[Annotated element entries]
● ● ● ●

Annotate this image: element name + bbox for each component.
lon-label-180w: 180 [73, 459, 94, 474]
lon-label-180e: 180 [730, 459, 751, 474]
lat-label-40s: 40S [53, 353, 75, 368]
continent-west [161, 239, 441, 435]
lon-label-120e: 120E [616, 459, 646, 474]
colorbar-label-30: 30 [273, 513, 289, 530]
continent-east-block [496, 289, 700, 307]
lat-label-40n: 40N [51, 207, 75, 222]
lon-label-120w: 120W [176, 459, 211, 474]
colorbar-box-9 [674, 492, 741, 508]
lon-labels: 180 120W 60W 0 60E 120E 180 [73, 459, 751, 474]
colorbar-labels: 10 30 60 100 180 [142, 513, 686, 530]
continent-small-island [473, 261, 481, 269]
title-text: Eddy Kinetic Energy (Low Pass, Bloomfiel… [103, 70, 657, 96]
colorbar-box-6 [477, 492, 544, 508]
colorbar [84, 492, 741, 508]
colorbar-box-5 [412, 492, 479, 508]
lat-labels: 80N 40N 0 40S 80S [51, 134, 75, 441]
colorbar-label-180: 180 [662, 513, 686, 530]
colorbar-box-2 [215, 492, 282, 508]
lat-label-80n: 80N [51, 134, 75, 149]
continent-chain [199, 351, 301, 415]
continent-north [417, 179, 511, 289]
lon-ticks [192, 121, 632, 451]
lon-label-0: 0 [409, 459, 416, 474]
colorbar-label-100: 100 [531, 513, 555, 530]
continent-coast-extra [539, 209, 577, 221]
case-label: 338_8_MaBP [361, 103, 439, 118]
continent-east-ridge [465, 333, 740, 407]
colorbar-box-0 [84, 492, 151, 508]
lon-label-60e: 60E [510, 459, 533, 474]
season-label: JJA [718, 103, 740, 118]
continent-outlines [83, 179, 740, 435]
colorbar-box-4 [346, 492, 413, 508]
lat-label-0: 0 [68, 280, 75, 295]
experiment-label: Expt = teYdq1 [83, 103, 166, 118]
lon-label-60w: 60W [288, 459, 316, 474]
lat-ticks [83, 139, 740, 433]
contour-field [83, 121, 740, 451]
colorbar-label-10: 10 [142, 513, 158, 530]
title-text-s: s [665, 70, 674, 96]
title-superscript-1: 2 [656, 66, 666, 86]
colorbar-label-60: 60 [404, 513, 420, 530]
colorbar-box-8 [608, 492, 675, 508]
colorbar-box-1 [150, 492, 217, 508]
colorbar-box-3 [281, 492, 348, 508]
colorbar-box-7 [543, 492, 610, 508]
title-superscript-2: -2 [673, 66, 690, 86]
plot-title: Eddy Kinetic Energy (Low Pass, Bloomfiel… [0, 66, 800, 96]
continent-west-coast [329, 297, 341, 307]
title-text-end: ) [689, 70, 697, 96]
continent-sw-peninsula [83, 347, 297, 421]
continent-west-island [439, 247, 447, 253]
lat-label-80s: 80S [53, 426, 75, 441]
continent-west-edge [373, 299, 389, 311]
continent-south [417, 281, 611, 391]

● ● ● ●

Copy all of the rows above, line for line and character for character, with no changes.

Annotate this image: element name + bbox for each component.
lon-label-180w: 180 [73, 459, 94, 474]
lon-label-180e: 180 [730, 459, 751, 474]
lat-label-40s: 40S [53, 353, 75, 368]
continent-west [161, 239, 441, 435]
lon-label-120e: 120E [616, 459, 646, 474]
colorbar-label-30: 30 [273, 513, 289, 530]
continent-east-block [496, 289, 700, 307]
lat-label-40n: 40N [51, 207, 75, 222]
lon-label-120w: 120W [176, 459, 211, 474]
colorbar-box-9 [674, 492, 741, 508]
lon-labels: 180 120W 60W 0 60E 120E 180 [73, 459, 751, 474]
colorbar-labels: 10 30 60 100 180 [142, 513, 686, 530]
continent-small-island [473, 261, 481, 269]
title-text: Eddy Kinetic Energy (Low Pass, Bloomfiel… [103, 70, 657, 96]
colorbar-box-6 [477, 492, 544, 508]
colorbar [84, 492, 741, 508]
colorbar-box-5 [412, 492, 479, 508]
lat-labels: 80N 40N 0 40S 80S [51, 134, 75, 441]
colorbar-label-180: 180 [662, 513, 686, 530]
colorbar-box-2 [215, 492, 282, 508]
lat-label-80n: 80N [51, 134, 75, 149]
continent-chain [199, 351, 301, 415]
continent-north [417, 179, 511, 289]
lon-ticks [192, 121, 632, 451]
lon-label-0: 0 [409, 459, 416, 474]
colorbar-label-100: 100 [531, 513, 555, 530]
continent-coast-extra [539, 209, 577, 221]
case-label: 338_8_MaBP [361, 103, 439, 118]
continent-east-ridge [465, 333, 740, 407]
colorbar-box-0 [84, 492, 151, 508]
lon-label-60e: 60E [510, 459, 533, 474]
season-label: JJA [718, 103, 740, 118]
continent-outlines [83, 179, 740, 435]
colorbar-box-4 [346, 492, 413, 508]
lat-label-0: 0 [68, 280, 75, 295]
experiment-label: Expt = teYdq1 [83, 103, 166, 118]
lon-label-60w: 60W [288, 459, 316, 474]
lat-ticks [83, 139, 740, 433]
contour-field [83, 121, 740, 451]
colorbar-label-10: 10 [142, 513, 158, 530]
title-text-s: s [665, 70, 674, 96]
title-superscript-1: 2 [656, 66, 666, 86]
colorbar-label-60: 60 [404, 513, 420, 530]
colorbar-box-8 [608, 492, 675, 508]
colorbar-box-1 [150, 492, 217, 508]
colorbar-box-3 [281, 492, 348, 508]
colorbar-box-7 [543, 492, 610, 508]
title-superscript-2: -2 [673, 66, 690, 86]
plot-title: Eddy Kinetic Energy (Low Pass, Bloomfiel… [0, 66, 800, 96]
continent-west-coast [329, 297, 341, 307]
title-text-end: ) [689, 70, 697, 96]
continent-sw-peninsula [83, 347, 297, 421]
continent-west-island [439, 247, 447, 253]
lat-label-80s: 80S [53, 426, 75, 441]
continent-west-edge [373, 299, 389, 311]
continent-south [417, 281, 611, 391]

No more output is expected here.